Extract every one of the lines below and reproduce each one word for word.

--- BEGIN Records shown ---

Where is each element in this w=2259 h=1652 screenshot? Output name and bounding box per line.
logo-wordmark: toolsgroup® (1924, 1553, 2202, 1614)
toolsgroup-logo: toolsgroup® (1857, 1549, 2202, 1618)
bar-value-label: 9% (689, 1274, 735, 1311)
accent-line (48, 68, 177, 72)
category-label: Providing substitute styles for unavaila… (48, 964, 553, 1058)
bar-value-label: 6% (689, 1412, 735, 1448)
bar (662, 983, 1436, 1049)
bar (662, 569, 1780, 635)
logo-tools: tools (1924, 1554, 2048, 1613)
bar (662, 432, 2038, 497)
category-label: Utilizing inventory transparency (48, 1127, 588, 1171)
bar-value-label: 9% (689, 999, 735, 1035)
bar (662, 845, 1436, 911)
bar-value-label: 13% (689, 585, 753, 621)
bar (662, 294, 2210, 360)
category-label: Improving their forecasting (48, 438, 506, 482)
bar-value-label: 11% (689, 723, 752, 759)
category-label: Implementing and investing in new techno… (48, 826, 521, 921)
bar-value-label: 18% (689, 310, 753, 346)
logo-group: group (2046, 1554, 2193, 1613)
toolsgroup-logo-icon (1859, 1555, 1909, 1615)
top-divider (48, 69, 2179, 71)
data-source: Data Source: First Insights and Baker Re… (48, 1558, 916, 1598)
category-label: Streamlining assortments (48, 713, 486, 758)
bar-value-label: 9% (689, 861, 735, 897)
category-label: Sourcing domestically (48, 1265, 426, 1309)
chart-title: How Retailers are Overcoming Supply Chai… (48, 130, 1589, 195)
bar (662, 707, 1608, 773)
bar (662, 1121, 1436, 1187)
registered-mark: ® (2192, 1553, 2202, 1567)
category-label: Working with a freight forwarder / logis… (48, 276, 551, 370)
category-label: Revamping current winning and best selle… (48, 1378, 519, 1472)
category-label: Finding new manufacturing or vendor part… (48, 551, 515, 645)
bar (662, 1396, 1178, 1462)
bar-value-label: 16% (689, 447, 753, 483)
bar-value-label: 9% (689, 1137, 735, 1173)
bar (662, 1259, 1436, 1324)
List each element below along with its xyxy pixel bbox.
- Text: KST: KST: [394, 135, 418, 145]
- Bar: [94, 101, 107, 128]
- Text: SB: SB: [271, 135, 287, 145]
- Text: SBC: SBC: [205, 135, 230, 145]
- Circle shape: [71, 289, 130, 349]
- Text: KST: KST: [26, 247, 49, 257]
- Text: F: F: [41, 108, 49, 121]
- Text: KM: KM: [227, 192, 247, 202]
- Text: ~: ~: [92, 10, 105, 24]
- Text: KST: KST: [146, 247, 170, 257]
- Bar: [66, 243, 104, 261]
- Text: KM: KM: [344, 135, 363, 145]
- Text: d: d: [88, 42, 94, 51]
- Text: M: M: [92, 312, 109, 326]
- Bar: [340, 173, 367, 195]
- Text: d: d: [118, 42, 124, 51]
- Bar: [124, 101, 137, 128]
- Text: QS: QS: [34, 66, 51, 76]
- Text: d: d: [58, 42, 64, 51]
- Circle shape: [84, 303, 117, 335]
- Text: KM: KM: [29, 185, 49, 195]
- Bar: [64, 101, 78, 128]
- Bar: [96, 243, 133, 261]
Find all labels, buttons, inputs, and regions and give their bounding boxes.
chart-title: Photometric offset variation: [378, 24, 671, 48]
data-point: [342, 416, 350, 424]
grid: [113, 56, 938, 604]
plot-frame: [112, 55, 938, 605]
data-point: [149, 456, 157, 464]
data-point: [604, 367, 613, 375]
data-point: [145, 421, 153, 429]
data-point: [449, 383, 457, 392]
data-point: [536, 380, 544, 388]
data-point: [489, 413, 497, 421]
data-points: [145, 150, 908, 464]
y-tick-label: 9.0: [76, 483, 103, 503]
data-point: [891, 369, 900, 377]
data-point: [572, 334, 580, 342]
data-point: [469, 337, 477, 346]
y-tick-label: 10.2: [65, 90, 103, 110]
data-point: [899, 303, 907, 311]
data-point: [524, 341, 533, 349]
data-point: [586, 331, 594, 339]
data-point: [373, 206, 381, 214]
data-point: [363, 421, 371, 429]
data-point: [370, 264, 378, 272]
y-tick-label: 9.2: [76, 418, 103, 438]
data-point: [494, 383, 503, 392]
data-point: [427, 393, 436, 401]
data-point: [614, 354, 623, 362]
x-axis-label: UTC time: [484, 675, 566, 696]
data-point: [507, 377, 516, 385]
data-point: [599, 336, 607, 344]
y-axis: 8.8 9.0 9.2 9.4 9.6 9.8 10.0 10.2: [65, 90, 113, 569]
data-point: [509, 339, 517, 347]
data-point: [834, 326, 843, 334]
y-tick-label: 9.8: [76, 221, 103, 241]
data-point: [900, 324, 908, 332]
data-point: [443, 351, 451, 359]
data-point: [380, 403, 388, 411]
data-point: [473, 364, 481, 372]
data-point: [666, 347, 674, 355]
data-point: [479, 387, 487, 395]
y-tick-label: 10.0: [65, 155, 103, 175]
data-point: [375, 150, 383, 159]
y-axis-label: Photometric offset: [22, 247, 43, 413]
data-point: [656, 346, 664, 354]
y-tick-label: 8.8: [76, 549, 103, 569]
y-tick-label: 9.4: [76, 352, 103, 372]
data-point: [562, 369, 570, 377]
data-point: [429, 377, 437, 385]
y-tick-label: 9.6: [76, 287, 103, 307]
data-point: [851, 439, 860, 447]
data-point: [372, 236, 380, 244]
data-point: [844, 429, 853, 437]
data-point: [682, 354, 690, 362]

--- END Records shown ---

• [Solution for this exercise]:
Where is each element in this w=2259 h=1652 screenshot? Output name and bounding box per line.
logo-wordmark: toolsgroup® (1924, 1553, 2202, 1614)
toolsgroup-logo: toolsgroup® (1857, 1549, 2202, 1618)
bar-value-label: 9% (689, 1274, 735, 1311)
accent-line (48, 68, 177, 72)
category-label: Providing substitute styles for unavaila… (48, 964, 553, 1058)
bar-value-label: 6% (689, 1412, 735, 1448)
bar (662, 983, 1436, 1049)
bar (662, 569, 1780, 635)
logo-tools: tools (1924, 1554, 2048, 1613)
bar (662, 432, 2038, 497)
category-label: Utilizing inventory transparency (48, 1127, 588, 1171)
bar-value-label: 9% (689, 999, 735, 1035)
bar (662, 845, 1436, 911)
bar-value-label: 13% (689, 585, 753, 621)
bar (662, 294, 2210, 360)
category-label: Improving their forecasting (48, 438, 506, 482)
bar-value-label: 11% (689, 723, 752, 759)
category-label: Implementing and investing in new techno… (48, 826, 521, 921)
bar-value-label: 18% (689, 310, 753, 346)
logo-group: group (2046, 1554, 2193, 1613)
toolsgroup-logo-icon (1859, 1555, 1909, 1615)
top-divider (48, 69, 2179, 71)
data-source: Data Source: First Insights and Baker Re… (48, 1558, 916, 1598)
category-label: Streamlining assortments (48, 713, 486, 758)
bar-value-label: 9% (689, 861, 735, 897)
category-label: Sourcing domestically (48, 1265, 426, 1309)
chart-title: How Retailers are Overcoming Supply Chai… (48, 130, 1589, 195)
bar (662, 707, 1608, 773)
bar (662, 1121, 1436, 1187)
registered-mark: ® (2192, 1553, 2202, 1567)
category-label: Working with a freight forwarder / logis… (48, 276, 551, 370)
category-label: Revamping current winning and best selle… (48, 1378, 519, 1472)
category-label: Finding new manufacturing or vendor part… (48, 551, 515, 645)
bar (662, 1396, 1178, 1462)
bar-value-label: 16% (689, 447, 753, 483)
bar-value-label: 9% (689, 1137, 735, 1173)
bar (662, 1259, 1436, 1324)
List each element below along with its xyxy pixel bbox.
- Text: KST: KST: [394, 135, 418, 145]
- Bar: [94, 101, 107, 128]
- Text: SB: SB: [271, 135, 287, 145]
- Text: SBC: SBC: [205, 135, 230, 145]
- Circle shape: [71, 289, 130, 349]
- Text: KST: KST: [26, 247, 49, 257]
- Text: F: F: [41, 108, 49, 121]
- Text: KM: KM: [227, 192, 247, 202]
- Text: ~: ~: [92, 10, 105, 24]
- Text: KST: KST: [146, 247, 170, 257]
- Bar: [66, 243, 104, 261]
- Text: KM: KM: [344, 135, 363, 145]
- Text: d: d: [88, 42, 94, 51]
- Text: M: M: [92, 312, 109, 326]
- Bar: [340, 173, 367, 195]
- Text: d: d: [118, 42, 124, 51]
- Bar: [124, 101, 137, 128]
- Text: QS: QS: [34, 66, 51, 76]
- Text: d: d: [58, 42, 64, 51]
- Circle shape: [84, 303, 117, 335]
- Text: KM: KM: [29, 185, 49, 195]
- Bar: [64, 101, 78, 128]
- Bar: [96, 243, 133, 261]
Find all labels, buttons, inputs, and regions and give their bounding boxes.
chart-title: Photometric offset variation: [378, 24, 671, 48]
data-point: [342, 416, 350, 424]
grid: [113, 56, 938, 604]
plot-frame: [112, 55, 938, 605]
data-point: [149, 456, 157, 464]
data-point: [604, 367, 613, 375]
data-point: [145, 421, 153, 429]
data-point: [449, 383, 457, 392]
data-point: [536, 380, 544, 388]
data-point: [489, 413, 497, 421]
data-points: [145, 150, 908, 464]
y-tick-label: 9.0: [76, 483, 103, 503]
data-point: [891, 369, 900, 377]
data-point: [572, 334, 580, 342]
data-point: [469, 337, 477, 346]
y-tick-label: 10.2: [65, 90, 103, 110]
data-point: [899, 303, 907, 311]
data-point: [524, 341, 533, 349]
data-point: [586, 331, 594, 339]
data-point: [373, 206, 381, 214]
data-point: [363, 421, 371, 429]
data-point: [370, 264, 378, 272]
y-tick-label: 9.2: [76, 418, 103, 438]
data-point: [494, 383, 503, 392]
data-point: [427, 393, 436, 401]
data-point: [614, 354, 623, 362]
x-axis-label: UTC time: [484, 675, 566, 696]
data-point: [507, 377, 516, 385]
data-point: [599, 336, 607, 344]
y-axis: 8.8 9.0 9.2 9.4 9.6 9.8 10.0 10.2: [65, 90, 113, 569]
data-point: [509, 339, 517, 347]
data-point: [834, 326, 843, 334]
y-tick-label: 9.8: [76, 221, 103, 241]
data-point: [900, 324, 908, 332]
data-point: [443, 351, 451, 359]
data-point: [380, 403, 388, 411]
data-point: [473, 364, 481, 372]
data-point: [666, 347, 674, 355]
data-point: [479, 387, 487, 395]
y-tick-label: 10.0: [65, 155, 103, 175]
data-point: [375, 150, 383, 159]
y-axis-label: Photometric offset: [22, 247, 43, 413]
data-point: [656, 346, 664, 354]
y-tick-label: 8.8: [76, 549, 103, 569]
y-tick-label: 9.4: [76, 352, 103, 372]
data-point: [562, 369, 570, 377]
data-point: [429, 377, 437, 385]
y-tick-label: 9.6: [76, 287, 103, 307]
data-point: [851, 439, 860, 447]
data-point: [372, 236, 380, 244]
data-point: [844, 429, 853, 437]
data-point: [682, 354, 690, 362]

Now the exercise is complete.